• High-order vortex beams can significantly enhance the performance of MINFLUX nanoscopy, improving localization precision.
• For standard MINFLUX, high-order vortex beams can improve the maximum localization precision by a factor corresponding to their order, potentially reaching sub-nanometer scale.
• Raster scan MINFLUX (RASTMIN) with high-order vortex beams allows for a wider field of view while maintaining enhanced precision, making it suitable for fixed measurements.

The article presents a theoretical analysis of using high-order vortex beams to enhance MINFLUX (minimal photon fluxes) nanoscopy. MINFLUX, a super-resolution microscopy technique, allows for nanoscale observations in biological scenarios. The proposed enhancement aims to improve localization precision and field of view, potentially enabling ultra-high-resolution imaging for various applications. The study compares different configurations of MINFLUX, including conventional four-point targeted coordinate pattern (TCP) and raster scan TCP, to assess the impact of high-order vortex beams on their performance.

• What: Enhancement of MINFLUX nanoscopy using high-order vortex beams to improve localization precision and field of view.
• Who: Researchers at the Optical Bioimaging Laboratory, Department of Biomedical Engineering, College of Design and Engineering, National University of Singapore and National University of Singapore (Suzhou) Research Institute.
• When: Published May 06, 2025. Received: 18 September 2024, Revised: 20 February 2025, Accepted: 09 March 2025.
• Where: Research conducted in Singapore and Suzhou, Jiangsu, China.

The study provides a detailed theoretical analysis and Monte Carlo simulations to support the claim that high-order vortex beams can significantly enhance MINFLUX nanoscopy. It highlights the trade-offs between different MINFLUX configurations, such as the higher central precision of the conventional four-point TCP method versus the wider field of view offered by raster scan MINFLUX (RASTMIN). The analysis also addresses practical considerations, such as the impact of noise and the need for stringent experimental conditions to fully realize the benefits of high-order vortex beams. The enhanced robustness of high-order vortex beams within turbid scattering media allows it to penetrate deeper into biological tissues.

The study concludes that high-order vortex beams offer a promising avenue for enhancing MINFLUX nanoscopy. While conventional MINFLUX benefits from improved central precision, RASTMIN gains a wider field of view. Overcoming practical limitations, such as noise sensitivity, is crucial for broader application. Future research may focus on optimizing MINFLUX through three-dimensional enhancements, polarization modulation, and integration with label-free methods.

================

- WHAT YOU WILL DO -
**A)** Decide whether each statement agrees with the MINFLUX summary, answering yes or no and quoting the words that settle it: (i) the study combines theoretical analysis with Monte Carlo simulations; (ii) RASTMIN has higher central precision than the conventional four-point TCP method; (iii) the article was accepted in February 2025.
**B)** List every direction for future research that the MINFLUX summary names.

Records from a data source

================

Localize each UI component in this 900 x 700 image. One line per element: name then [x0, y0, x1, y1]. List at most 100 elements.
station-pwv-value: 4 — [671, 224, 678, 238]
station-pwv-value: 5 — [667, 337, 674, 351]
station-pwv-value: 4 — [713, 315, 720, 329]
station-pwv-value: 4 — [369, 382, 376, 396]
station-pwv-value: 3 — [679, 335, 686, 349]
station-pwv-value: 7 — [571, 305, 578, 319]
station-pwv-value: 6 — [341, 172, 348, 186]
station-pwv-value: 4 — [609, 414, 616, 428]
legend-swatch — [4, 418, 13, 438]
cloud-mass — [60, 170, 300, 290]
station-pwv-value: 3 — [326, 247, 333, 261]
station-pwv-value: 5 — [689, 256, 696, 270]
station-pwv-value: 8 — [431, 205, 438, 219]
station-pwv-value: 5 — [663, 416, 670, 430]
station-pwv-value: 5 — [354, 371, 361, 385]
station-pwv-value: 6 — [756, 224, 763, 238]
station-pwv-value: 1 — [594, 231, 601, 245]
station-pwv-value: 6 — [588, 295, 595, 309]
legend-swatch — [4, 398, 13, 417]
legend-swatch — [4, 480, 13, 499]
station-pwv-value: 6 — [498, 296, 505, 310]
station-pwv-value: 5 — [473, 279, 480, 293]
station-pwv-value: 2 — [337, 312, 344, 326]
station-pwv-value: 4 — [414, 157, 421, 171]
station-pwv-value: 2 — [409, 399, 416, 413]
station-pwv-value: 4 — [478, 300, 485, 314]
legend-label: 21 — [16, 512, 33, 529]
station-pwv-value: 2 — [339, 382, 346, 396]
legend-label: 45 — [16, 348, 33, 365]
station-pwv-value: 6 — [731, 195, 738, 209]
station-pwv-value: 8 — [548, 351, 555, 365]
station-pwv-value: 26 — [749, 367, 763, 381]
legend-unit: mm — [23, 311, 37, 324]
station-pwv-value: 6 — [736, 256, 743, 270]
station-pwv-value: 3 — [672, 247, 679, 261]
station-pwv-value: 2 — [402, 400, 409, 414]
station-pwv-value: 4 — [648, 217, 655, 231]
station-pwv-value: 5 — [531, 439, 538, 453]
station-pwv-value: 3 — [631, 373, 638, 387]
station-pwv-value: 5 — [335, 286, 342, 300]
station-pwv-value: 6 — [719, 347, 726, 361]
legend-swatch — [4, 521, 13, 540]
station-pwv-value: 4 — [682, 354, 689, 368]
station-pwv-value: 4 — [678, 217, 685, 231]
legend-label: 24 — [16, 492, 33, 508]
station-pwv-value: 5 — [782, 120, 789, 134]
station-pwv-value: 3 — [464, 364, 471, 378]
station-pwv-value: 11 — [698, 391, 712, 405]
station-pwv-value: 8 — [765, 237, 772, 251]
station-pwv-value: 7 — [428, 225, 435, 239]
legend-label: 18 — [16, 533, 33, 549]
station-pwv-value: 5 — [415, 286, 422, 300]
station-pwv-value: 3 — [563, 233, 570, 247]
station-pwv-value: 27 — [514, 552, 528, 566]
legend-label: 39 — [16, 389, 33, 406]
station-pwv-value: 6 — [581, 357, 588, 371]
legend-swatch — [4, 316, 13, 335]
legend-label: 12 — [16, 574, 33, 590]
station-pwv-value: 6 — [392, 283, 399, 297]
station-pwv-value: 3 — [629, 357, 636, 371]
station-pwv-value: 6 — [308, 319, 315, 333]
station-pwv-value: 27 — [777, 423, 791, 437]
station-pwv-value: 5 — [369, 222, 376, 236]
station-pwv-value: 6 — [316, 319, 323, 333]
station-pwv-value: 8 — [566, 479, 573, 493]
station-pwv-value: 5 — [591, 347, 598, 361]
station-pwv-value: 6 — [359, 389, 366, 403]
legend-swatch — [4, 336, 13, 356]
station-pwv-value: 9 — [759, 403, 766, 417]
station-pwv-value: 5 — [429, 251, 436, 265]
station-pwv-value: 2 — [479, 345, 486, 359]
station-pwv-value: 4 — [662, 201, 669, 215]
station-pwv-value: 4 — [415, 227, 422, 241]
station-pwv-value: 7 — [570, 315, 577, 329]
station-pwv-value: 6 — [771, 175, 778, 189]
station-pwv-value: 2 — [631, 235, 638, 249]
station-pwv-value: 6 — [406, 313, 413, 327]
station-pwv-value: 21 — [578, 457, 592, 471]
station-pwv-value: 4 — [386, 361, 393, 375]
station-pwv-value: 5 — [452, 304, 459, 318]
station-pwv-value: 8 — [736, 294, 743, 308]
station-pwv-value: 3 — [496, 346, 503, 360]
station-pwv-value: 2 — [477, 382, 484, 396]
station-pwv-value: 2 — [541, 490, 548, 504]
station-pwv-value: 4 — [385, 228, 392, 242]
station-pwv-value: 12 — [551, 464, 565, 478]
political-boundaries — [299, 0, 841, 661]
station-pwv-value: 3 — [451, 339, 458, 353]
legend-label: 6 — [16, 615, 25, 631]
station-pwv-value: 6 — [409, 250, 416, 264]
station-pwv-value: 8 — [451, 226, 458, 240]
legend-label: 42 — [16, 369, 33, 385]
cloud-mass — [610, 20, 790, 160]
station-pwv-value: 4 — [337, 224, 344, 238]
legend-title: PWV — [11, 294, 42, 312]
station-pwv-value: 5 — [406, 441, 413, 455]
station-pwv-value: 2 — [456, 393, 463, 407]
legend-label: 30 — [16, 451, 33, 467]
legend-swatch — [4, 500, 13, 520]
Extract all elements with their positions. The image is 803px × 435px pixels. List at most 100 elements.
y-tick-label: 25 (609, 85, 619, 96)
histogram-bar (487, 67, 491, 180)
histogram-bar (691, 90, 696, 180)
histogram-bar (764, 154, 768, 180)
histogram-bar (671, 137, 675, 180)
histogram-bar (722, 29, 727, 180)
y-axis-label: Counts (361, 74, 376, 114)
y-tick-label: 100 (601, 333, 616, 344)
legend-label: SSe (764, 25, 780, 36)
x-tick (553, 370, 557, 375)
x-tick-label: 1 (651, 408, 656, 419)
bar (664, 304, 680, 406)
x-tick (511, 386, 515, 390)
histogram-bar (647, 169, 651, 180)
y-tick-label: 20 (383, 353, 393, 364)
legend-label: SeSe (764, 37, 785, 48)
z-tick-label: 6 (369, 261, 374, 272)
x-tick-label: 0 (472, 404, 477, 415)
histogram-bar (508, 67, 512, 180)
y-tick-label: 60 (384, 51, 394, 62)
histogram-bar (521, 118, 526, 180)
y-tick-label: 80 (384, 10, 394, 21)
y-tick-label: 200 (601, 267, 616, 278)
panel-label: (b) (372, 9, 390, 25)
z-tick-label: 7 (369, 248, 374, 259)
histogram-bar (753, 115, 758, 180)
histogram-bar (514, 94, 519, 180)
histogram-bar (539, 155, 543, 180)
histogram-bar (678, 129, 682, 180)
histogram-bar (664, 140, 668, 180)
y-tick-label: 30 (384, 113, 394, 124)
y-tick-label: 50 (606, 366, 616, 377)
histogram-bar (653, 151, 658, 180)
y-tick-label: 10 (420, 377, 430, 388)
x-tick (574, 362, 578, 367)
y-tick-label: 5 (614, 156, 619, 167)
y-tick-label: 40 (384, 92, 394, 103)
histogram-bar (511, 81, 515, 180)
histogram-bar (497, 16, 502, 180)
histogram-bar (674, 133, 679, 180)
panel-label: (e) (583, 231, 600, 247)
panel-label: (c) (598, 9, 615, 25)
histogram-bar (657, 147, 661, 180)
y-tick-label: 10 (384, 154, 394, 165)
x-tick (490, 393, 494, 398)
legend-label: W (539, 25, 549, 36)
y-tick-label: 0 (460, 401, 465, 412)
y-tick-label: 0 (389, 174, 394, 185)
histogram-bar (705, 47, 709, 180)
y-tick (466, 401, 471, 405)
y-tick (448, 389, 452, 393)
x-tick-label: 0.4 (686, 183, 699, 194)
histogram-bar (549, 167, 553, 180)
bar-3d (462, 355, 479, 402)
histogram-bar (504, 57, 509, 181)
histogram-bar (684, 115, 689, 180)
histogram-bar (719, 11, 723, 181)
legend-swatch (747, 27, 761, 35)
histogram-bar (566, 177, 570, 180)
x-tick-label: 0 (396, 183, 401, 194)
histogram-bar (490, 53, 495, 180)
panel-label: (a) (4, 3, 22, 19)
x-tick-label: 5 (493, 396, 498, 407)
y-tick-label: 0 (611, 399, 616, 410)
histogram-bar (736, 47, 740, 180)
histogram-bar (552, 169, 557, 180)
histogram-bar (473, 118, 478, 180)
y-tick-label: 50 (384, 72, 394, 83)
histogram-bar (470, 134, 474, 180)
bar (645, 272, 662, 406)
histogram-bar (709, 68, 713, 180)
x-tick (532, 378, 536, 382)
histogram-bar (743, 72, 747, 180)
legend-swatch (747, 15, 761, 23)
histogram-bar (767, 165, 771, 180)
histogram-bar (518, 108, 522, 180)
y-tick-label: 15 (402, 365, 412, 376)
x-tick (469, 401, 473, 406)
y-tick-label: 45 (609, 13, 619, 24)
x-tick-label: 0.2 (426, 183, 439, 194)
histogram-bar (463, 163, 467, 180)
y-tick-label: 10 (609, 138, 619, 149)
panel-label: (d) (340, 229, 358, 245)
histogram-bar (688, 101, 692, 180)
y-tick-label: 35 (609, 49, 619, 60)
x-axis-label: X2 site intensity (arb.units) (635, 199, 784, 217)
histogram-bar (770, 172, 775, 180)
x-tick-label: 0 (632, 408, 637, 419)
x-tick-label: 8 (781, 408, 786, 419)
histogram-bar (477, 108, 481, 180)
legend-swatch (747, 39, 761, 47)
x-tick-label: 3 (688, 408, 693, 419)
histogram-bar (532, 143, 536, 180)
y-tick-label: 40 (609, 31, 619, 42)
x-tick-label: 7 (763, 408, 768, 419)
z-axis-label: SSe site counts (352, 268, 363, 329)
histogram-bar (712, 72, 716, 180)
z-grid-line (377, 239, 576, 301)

================

- ANSWER LIST -
**A)**
(i) Yes: "The study provides a detailed theoretical analysis and Monte Carlo simulations"
(ii) No: "the higher central precision of the conventional four-point TCP method versus the wider field of view offered by raster scan MINFLUX (RASTMIN)"
(iii) No: "Accepted: 09 March 2025"

**B)**
- Three-dimensional enhancements
- Polarization modulation
- Integration with label-free methods